**REQUIRED WORK:**
1. Can you reproduce the passage on the ACT school's reading improvement word for word, from "An Australian Capital" up to and including "and 9.30 am."?
2. Can you take the passage on the ACT school's reading improvement further, picking up right after its last sentence?

An Australian Capital Territory school has seen a significant improvement in the reading levels of its students according to the latest NAPLAN results, thanks to a whole-school effort to foster a love of reading in students.

The Sydney Morning Herald reports that Charnwood-Dunlop School—a government school in a low socio-economic area with around 40% of students from non-English speaking backgrounds—made several changes as part of a strategy to improve reading levels across the school. These included opening a space for reading before school (called the ABC Cafe) and implementing a half-hour ‘hot read’ session every morning, between 9 and 9.30 am.

2017 NAPLAN results from the school show that year three and year five students had improved significantly in reading and grammar compared to the results from 2015, when year three and year five students were performing below or substantially below in reading and writing compared to similar schools across the country. The school is now performing on par or better than some of their counterparts elsewhere in the country.

(Labeled box data)

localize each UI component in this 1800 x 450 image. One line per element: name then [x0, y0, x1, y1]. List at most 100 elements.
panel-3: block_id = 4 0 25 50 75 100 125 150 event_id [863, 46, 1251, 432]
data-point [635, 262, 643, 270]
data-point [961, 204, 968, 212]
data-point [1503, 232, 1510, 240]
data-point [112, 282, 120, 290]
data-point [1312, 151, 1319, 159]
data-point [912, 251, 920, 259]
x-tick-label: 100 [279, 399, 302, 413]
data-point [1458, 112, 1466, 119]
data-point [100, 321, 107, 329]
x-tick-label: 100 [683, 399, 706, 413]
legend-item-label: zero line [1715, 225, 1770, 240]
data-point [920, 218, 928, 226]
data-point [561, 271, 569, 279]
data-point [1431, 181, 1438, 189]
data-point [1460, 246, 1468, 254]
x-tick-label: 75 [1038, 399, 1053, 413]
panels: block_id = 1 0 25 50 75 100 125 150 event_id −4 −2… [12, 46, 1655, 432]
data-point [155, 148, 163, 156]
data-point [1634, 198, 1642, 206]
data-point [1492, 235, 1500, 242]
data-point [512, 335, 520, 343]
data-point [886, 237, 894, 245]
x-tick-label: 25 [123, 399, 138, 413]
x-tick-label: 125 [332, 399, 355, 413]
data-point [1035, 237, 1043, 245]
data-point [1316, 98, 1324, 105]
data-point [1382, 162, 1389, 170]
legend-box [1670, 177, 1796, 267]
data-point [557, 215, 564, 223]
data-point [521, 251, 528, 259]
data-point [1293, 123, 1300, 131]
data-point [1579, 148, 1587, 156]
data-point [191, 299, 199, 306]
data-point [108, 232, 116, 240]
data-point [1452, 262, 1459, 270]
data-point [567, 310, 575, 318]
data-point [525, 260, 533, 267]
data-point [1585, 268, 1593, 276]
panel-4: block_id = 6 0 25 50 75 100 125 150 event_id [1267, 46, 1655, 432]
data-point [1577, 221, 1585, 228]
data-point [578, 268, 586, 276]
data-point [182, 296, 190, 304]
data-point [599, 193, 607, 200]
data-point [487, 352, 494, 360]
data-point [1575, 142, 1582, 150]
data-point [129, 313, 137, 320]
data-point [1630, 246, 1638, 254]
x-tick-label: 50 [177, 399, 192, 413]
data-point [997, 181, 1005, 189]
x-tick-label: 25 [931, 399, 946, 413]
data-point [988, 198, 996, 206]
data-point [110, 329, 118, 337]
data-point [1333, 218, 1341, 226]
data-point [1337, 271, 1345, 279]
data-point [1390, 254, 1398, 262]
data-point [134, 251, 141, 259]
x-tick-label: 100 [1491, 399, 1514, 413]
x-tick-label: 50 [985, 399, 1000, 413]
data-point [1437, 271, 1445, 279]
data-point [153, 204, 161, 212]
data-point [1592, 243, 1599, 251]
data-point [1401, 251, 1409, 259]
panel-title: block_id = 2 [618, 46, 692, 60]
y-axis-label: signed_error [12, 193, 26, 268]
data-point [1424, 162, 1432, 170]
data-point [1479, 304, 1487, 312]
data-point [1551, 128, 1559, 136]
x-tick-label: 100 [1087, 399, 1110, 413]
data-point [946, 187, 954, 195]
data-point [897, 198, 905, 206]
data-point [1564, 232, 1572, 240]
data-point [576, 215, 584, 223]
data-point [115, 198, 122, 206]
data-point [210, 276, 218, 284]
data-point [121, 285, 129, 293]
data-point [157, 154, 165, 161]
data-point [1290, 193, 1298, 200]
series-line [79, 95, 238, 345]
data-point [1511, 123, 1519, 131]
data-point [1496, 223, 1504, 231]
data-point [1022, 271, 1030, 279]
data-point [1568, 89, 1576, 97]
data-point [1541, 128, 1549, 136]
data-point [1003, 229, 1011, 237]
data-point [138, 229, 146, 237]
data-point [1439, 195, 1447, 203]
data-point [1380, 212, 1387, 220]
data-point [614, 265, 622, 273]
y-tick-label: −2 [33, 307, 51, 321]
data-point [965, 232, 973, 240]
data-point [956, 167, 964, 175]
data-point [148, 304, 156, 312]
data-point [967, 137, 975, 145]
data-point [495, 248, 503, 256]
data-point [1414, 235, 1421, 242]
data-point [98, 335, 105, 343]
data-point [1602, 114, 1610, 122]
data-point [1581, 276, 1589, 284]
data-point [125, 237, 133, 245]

**REPLIES:**
1.
An Australian Capital Territory school has seen a significant improvement in the reading levels of its students according to the latest NAPLAN results, thanks to a whole-school effort to foster a love of reading in students.

The Sydney Morning Herald reports that Charnwood-Dunlop School—a government school in a low socio-economic area with around 40% of students from non-English speaking backgrounds—made several changes as part of a strategy to improve reading levels across the school. These included opening a space for reading before school (called the ABC Cafe) and implementing a half-hour ‘hot read’ session every morning, between 9 and 9.30 am.

2.
Charnwood-Dunlop School’s teacher-librarian, Bridgette Manley, has been at the school for three years, following a period where the school ‘went without’ a teacher librarian for some time after the previous librarian retired. Principal Debbie Martens says that Manley ‘leads our literacy intervention and is a coach in literacy, building teacher capacity as part of our coaching team this year’.

Martens said there had been a tangible shift at the school. ‘The biggest change I see is just that love of reading,’ she said.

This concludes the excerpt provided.